[Begin Source data]
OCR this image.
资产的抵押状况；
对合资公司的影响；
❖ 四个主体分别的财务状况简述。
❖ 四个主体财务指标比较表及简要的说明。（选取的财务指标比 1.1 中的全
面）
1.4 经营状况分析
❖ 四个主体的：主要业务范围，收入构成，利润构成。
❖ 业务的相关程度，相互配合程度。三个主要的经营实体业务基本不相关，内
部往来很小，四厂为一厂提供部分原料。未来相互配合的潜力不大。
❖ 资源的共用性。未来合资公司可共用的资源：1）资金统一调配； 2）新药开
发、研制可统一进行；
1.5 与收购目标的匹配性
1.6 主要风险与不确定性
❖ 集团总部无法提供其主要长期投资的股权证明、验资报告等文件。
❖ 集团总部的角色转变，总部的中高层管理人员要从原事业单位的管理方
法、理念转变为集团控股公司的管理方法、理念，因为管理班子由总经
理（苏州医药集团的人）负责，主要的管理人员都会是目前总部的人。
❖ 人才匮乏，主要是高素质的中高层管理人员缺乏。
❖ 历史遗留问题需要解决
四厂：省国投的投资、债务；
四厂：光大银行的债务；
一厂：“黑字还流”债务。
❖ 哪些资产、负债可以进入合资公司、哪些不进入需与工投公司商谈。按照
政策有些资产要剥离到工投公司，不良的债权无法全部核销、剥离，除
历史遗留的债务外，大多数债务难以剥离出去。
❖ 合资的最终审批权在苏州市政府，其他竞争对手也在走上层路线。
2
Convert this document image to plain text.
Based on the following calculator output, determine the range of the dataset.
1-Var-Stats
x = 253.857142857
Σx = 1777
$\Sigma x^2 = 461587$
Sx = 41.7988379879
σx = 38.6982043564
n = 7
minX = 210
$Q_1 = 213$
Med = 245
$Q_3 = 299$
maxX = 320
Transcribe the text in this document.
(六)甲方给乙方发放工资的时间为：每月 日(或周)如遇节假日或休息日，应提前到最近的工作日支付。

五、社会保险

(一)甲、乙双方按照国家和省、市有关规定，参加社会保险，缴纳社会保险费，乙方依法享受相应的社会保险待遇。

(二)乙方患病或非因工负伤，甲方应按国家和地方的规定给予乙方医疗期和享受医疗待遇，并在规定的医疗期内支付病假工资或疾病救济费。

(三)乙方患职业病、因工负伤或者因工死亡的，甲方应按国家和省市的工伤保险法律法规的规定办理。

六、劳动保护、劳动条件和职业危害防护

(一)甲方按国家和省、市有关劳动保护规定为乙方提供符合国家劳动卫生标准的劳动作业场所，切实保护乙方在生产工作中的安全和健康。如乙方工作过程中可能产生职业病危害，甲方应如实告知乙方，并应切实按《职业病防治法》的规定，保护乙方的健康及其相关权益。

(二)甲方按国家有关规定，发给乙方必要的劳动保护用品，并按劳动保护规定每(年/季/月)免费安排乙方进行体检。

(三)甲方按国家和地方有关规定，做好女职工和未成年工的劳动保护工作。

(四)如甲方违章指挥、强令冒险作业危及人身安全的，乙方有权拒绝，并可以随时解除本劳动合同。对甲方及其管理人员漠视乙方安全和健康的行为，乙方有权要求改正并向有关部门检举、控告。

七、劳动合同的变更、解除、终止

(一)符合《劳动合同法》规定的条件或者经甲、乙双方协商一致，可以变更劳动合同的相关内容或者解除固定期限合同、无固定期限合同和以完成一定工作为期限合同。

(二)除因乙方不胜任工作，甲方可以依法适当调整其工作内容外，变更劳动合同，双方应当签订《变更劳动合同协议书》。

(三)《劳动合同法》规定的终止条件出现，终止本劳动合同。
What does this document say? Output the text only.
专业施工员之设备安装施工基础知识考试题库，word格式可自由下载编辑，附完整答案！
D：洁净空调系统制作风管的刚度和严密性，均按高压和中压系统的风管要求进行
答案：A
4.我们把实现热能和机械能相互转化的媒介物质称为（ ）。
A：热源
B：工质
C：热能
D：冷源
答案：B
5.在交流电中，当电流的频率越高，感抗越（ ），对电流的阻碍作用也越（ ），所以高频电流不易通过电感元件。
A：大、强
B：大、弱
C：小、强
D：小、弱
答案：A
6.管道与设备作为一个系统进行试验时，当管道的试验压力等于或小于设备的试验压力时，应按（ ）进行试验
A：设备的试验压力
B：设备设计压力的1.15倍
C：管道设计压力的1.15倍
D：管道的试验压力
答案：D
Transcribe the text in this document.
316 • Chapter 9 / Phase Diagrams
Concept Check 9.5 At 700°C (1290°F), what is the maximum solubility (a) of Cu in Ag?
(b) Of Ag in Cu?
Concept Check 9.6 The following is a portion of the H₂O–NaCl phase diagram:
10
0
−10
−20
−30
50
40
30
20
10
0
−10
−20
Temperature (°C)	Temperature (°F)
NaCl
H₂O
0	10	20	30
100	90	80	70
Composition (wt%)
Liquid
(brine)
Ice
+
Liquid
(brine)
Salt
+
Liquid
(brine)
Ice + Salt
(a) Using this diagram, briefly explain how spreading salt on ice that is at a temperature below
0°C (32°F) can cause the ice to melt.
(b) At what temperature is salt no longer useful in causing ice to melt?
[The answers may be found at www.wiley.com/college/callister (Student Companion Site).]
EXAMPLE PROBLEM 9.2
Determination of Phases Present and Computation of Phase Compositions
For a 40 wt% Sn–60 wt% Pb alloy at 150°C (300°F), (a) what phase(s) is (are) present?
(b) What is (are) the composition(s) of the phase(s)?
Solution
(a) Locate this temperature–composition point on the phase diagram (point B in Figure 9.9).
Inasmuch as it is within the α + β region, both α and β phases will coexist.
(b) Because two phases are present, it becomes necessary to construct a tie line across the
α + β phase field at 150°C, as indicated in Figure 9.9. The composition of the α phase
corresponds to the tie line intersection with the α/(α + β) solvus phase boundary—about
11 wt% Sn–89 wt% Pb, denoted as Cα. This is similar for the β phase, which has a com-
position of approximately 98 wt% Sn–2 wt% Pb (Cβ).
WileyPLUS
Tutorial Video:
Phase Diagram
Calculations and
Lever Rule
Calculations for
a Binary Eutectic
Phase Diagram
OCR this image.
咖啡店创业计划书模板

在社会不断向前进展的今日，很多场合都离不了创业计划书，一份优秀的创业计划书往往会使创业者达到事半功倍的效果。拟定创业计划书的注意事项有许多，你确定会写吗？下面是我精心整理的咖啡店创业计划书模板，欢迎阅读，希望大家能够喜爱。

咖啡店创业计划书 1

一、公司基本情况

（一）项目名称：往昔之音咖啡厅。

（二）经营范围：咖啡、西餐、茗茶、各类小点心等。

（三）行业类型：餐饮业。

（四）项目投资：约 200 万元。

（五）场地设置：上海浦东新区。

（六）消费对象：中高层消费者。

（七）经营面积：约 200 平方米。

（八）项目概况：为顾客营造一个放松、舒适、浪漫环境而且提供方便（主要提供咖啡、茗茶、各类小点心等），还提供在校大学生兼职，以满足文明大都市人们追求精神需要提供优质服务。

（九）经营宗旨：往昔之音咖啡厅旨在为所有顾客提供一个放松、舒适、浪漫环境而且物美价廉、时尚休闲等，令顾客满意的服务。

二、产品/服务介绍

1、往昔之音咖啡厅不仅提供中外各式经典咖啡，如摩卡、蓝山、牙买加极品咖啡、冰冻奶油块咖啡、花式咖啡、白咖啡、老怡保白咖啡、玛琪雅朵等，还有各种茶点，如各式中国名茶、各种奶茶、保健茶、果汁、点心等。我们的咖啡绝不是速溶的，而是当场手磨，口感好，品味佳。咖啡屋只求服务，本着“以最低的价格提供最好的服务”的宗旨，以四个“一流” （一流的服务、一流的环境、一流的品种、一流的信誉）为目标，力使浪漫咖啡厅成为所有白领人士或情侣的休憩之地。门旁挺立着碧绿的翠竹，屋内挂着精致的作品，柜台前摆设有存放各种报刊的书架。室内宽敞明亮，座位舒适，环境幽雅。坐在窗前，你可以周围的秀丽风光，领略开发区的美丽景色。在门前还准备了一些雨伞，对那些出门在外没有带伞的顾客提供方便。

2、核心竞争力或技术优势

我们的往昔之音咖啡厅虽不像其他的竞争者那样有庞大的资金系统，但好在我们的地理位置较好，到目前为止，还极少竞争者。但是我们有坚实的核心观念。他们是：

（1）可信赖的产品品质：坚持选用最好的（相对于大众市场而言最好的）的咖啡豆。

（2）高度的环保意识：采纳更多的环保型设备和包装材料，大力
[End Source data]
Pick out lines containing the word "Calculations", each one as written.

Calculations and
Calculations for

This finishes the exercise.